--- Start of EXERCISE INPUTS ---

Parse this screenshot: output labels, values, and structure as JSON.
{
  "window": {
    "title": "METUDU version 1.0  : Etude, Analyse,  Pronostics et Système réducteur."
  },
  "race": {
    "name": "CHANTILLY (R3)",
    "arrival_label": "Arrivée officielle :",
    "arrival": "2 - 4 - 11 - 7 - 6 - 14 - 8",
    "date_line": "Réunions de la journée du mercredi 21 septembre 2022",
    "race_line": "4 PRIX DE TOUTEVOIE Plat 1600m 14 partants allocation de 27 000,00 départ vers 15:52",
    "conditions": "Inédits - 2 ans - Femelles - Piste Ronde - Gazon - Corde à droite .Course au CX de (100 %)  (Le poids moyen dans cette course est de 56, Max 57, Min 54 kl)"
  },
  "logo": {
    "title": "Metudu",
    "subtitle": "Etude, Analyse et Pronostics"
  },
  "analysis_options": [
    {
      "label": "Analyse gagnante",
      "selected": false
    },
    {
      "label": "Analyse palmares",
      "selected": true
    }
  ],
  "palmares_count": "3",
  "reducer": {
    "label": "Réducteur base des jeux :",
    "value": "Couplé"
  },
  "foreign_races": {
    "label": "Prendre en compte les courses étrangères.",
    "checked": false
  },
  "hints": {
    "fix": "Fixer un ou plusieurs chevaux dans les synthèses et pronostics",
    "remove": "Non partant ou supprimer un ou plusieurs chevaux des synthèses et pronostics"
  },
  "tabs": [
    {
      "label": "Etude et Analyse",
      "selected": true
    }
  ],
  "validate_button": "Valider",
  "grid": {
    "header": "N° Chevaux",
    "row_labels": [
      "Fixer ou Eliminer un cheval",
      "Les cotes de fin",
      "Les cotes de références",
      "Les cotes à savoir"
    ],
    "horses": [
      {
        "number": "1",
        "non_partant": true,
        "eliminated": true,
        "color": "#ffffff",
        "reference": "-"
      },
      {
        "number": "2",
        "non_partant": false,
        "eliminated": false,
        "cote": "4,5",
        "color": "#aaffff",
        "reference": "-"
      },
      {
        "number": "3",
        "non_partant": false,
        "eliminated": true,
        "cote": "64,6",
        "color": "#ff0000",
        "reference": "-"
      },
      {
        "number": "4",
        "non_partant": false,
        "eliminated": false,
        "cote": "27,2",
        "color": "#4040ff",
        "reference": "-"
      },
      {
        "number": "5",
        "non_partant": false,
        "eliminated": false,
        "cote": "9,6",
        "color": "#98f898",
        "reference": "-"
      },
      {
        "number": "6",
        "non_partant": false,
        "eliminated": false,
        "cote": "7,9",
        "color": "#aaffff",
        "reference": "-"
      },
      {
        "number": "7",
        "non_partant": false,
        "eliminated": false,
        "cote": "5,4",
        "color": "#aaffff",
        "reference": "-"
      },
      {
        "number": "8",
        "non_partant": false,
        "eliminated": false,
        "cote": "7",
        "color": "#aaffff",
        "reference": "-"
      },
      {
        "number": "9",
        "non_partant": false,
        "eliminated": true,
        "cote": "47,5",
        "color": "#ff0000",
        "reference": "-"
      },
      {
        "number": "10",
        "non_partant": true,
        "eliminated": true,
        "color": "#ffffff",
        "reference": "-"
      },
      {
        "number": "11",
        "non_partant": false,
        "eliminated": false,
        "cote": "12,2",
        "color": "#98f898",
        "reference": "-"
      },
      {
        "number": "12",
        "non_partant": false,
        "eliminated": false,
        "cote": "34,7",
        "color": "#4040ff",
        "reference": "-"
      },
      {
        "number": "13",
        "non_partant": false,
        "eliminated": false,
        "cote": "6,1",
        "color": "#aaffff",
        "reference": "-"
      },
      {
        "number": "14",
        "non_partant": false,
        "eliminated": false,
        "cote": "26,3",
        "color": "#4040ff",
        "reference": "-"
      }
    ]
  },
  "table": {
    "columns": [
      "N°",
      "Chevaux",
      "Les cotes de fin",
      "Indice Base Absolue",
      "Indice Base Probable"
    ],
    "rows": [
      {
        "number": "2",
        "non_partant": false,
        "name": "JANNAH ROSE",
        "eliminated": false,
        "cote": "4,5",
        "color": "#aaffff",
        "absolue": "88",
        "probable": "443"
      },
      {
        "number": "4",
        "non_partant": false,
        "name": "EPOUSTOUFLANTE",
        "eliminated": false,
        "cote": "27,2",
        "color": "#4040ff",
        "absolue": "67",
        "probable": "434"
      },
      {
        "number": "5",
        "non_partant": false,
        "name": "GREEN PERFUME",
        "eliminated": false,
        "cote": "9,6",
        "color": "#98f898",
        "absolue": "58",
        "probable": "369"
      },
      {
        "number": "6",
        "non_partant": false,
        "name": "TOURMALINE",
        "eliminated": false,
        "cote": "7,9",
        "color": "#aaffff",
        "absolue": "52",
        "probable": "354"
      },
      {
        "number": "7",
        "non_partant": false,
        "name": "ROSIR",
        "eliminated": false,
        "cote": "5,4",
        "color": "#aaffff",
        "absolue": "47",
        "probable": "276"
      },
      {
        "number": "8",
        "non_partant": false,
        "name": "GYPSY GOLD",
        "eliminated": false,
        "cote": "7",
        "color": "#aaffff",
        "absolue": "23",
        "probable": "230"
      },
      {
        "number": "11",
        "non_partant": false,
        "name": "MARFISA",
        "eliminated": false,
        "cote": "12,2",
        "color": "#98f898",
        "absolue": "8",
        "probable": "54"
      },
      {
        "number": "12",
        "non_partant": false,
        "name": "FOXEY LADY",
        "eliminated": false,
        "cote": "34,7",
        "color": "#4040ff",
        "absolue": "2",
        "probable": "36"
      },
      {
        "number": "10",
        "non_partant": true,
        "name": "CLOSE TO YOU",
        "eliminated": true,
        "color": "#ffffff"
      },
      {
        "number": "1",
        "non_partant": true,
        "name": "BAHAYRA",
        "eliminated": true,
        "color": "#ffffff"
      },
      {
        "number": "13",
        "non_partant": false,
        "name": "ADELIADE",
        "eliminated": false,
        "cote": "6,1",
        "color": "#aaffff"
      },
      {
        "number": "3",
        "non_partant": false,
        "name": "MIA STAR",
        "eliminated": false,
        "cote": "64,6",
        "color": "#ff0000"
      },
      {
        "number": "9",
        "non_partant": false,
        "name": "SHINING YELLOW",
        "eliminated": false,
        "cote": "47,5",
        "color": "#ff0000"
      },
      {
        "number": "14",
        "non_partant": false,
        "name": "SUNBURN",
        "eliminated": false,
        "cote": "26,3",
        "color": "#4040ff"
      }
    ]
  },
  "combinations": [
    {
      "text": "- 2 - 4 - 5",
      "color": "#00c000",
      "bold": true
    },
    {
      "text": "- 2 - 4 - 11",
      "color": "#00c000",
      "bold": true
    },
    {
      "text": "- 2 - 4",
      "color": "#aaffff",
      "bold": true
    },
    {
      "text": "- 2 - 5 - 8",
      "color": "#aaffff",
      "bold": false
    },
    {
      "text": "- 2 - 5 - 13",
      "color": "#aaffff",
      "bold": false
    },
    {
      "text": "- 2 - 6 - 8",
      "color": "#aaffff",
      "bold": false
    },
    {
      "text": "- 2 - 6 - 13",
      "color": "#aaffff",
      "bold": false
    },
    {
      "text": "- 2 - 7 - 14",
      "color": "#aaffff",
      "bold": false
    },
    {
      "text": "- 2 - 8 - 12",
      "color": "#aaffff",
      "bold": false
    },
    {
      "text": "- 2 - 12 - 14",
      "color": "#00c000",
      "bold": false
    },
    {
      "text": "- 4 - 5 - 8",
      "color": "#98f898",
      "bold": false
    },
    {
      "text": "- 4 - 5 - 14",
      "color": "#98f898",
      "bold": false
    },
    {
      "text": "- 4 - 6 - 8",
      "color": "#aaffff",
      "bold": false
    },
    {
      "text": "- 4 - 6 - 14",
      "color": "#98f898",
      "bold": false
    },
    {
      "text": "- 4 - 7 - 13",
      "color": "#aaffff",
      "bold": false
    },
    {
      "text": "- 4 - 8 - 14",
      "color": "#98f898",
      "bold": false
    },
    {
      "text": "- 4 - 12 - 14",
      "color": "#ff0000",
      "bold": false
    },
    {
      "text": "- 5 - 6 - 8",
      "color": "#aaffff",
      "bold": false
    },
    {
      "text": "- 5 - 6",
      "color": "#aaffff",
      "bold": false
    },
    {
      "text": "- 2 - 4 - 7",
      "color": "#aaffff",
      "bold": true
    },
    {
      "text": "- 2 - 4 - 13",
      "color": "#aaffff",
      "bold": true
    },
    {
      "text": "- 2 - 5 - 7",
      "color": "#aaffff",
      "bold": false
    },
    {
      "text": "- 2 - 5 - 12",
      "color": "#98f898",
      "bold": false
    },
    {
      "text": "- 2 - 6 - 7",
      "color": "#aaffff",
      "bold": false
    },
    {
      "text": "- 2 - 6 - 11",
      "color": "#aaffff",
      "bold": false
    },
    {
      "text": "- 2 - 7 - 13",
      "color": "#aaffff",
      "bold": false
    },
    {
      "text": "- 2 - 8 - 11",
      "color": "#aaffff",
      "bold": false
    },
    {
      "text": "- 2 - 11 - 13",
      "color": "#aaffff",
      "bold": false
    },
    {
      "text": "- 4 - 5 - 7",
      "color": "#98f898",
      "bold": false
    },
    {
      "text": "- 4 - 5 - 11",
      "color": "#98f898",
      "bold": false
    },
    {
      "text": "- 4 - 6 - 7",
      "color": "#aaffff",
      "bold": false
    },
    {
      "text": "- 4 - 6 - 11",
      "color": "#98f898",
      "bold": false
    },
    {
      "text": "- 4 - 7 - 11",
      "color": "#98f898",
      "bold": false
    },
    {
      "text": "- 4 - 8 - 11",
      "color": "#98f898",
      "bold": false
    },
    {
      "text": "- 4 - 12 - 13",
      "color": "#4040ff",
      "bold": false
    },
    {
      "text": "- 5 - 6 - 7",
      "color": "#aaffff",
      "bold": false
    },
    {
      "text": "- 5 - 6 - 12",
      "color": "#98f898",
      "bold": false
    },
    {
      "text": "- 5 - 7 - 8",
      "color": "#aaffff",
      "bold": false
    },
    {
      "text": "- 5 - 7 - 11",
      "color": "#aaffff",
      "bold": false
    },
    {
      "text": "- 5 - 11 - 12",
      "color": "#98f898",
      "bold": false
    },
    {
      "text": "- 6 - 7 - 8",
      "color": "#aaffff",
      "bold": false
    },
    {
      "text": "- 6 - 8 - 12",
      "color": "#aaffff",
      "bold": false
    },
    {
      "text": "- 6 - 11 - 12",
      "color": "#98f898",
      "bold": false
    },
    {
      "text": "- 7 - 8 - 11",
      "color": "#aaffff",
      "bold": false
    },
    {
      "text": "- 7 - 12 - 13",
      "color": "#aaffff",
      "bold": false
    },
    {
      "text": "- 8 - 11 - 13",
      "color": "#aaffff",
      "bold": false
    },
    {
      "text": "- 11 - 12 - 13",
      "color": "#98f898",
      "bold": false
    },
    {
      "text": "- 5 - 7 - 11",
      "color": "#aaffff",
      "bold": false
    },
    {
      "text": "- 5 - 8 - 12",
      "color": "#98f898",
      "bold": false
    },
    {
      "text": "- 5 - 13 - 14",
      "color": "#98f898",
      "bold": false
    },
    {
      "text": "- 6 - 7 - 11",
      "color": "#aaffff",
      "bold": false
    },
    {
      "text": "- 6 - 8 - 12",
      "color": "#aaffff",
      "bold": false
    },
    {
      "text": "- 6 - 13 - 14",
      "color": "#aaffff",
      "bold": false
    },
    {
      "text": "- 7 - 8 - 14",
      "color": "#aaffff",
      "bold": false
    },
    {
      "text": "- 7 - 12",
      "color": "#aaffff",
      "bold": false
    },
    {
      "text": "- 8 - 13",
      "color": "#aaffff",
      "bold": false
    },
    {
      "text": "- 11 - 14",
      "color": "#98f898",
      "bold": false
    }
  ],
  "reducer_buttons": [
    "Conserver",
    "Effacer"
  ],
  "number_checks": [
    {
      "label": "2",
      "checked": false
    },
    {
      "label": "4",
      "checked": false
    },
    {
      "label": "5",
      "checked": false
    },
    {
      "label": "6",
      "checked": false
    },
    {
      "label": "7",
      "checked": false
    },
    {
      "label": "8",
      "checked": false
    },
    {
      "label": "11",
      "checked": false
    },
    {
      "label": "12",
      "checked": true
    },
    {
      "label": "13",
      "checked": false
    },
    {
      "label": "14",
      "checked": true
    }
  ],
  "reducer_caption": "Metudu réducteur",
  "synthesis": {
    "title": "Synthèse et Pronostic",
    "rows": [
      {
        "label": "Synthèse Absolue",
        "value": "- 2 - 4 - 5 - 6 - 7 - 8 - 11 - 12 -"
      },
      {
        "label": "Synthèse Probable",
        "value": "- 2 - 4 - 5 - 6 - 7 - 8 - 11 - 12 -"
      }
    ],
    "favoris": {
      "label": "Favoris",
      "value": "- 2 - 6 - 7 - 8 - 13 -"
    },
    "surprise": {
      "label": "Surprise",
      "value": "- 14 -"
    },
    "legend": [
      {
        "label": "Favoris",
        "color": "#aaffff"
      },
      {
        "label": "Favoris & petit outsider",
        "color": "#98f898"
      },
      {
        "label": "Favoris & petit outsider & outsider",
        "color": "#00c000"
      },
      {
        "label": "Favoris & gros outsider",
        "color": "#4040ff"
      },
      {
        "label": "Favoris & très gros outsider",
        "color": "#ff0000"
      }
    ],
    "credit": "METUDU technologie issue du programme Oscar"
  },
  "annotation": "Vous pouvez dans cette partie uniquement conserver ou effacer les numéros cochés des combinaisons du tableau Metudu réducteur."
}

--- End of EXERCISE INPUTS ---

REQUEST
Gather each line from the entries above that includes the word "synthèses".

FINISHED ANSWER
    "fix": "Fixer un ou plusieurs chevaux dans les synthèses et pronostics",
    "remove": "Non partant ou supprimer un ou plusieurs chevaux des synthèses et pronostics"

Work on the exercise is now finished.